#### STATED GOAL:
Type the records out again in full, exactly.

#### PROVIDED DATA:

================

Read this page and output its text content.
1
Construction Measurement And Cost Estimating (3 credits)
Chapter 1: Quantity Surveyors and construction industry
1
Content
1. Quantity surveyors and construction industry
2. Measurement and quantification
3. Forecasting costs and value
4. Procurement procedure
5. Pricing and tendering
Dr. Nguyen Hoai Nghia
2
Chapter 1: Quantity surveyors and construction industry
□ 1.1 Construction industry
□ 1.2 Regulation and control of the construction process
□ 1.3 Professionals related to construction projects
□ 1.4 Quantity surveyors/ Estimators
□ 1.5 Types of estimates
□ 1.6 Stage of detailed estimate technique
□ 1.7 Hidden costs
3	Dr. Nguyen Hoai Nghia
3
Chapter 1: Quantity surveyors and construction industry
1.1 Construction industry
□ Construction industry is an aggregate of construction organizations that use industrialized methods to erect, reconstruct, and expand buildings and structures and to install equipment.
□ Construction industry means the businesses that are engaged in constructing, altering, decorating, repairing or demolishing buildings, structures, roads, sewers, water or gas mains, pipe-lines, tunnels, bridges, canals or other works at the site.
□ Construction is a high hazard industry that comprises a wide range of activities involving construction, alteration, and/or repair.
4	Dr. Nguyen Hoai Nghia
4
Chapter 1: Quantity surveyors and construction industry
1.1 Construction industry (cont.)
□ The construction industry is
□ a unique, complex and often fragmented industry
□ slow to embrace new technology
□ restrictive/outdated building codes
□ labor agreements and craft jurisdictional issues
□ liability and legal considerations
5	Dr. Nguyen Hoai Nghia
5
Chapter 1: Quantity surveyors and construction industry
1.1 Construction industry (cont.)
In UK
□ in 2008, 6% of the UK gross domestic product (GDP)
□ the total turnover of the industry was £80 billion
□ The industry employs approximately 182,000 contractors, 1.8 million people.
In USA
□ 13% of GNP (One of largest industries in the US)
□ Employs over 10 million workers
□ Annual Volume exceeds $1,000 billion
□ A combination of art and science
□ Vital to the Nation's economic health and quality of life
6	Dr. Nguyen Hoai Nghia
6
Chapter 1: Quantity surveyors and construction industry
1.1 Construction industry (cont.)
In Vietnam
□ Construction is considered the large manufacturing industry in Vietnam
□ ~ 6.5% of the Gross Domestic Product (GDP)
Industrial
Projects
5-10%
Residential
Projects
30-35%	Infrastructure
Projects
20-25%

================

#### WRITTEN ANSWER:
Read this page and output its text content.
1
Construction Measurement And Cost Estimating (3 credits)
Chapter 1: Quantity Surveyors and construction industry
1
Content
1. Quantity surveyors and construction industry
2. Measurement and quantification
3. Forecasting costs and value
4. Procurement procedure
5. Pricing and tendering
Dr. Nguyen Hoai Nghia
2
Chapter 1: Quantity surveyors and construction industry
□ 1.1 Construction industry
□ 1.2 Regulation and control of the construction process
□ 1.3 Professionals related to construction projects
□ 1.4 Quantity surveyors/ Estimators
□ 1.5 Types of estimates
□ 1.6 Stage of detailed estimate technique
□ 1.7 Hidden costs
3	Dr. Nguyen Hoai Nghia
3
Chapter 1: Quantity surveyors and construction industry
1.1 Construction industry
□ Construction industry is an aggregate of construction organizations that use industrialized methods to erect, reconstruct, and expand buildings and structures and to install equipment.
□ Construction industry means the businesses that are engaged in constructing, altering, decorating, repairing or demolishing buildings, structures, roads, sewers, water or gas mains, pipe-lines, tunnels, bridges, canals or other works at the site.
□ Construction is a high hazard industry that comprises a wide range of activities involving construction, alteration, and/or repair.
4	Dr. Nguyen Hoai Nghia
4
Chapter 1: Quantity surveyors and construction industry
1.1 Construction industry (cont.)
□ The construction industry is
□ a unique, complex and often fragmented industry
□ slow to embrace new technology
□ restrictive/outdated building codes
□ labor agreements and craft jurisdictional issues
□ liability and legal considerations
5	Dr. Nguyen Hoai Nghia
5
Chapter 1: Quantity surveyors and construction industry
1.1 Construction industry (cont.)
In UK
□ in 2008, 6% of the UK gross domestic product (GDP)
□ the total turnover of the industry was £80 billion
□ The industry employs approximately 182,000 contractors, 1.8 million people.
In USA
□ 13% of GNP (One of largest industries in the US)
□ Employs over 10 million workers
□ Annual Volume exceeds $1,000 billion
□ A combination of art and science
□ Vital to the Nation's economic health and quality of life
6	Dr. Nguyen Hoai Nghia
6
Chapter 1: Quantity surveyors and construction industry
1.1 Construction industry (cont.)
In Vietnam
□ Construction is considered the large manufacturing industry in Vietnam
□ ~ 6.5% of the Gross Domestic Product (GDP)
Industrial
Projects
5-10%
Residential
Projects
30-35%	Infrastructure
Projects
20-25%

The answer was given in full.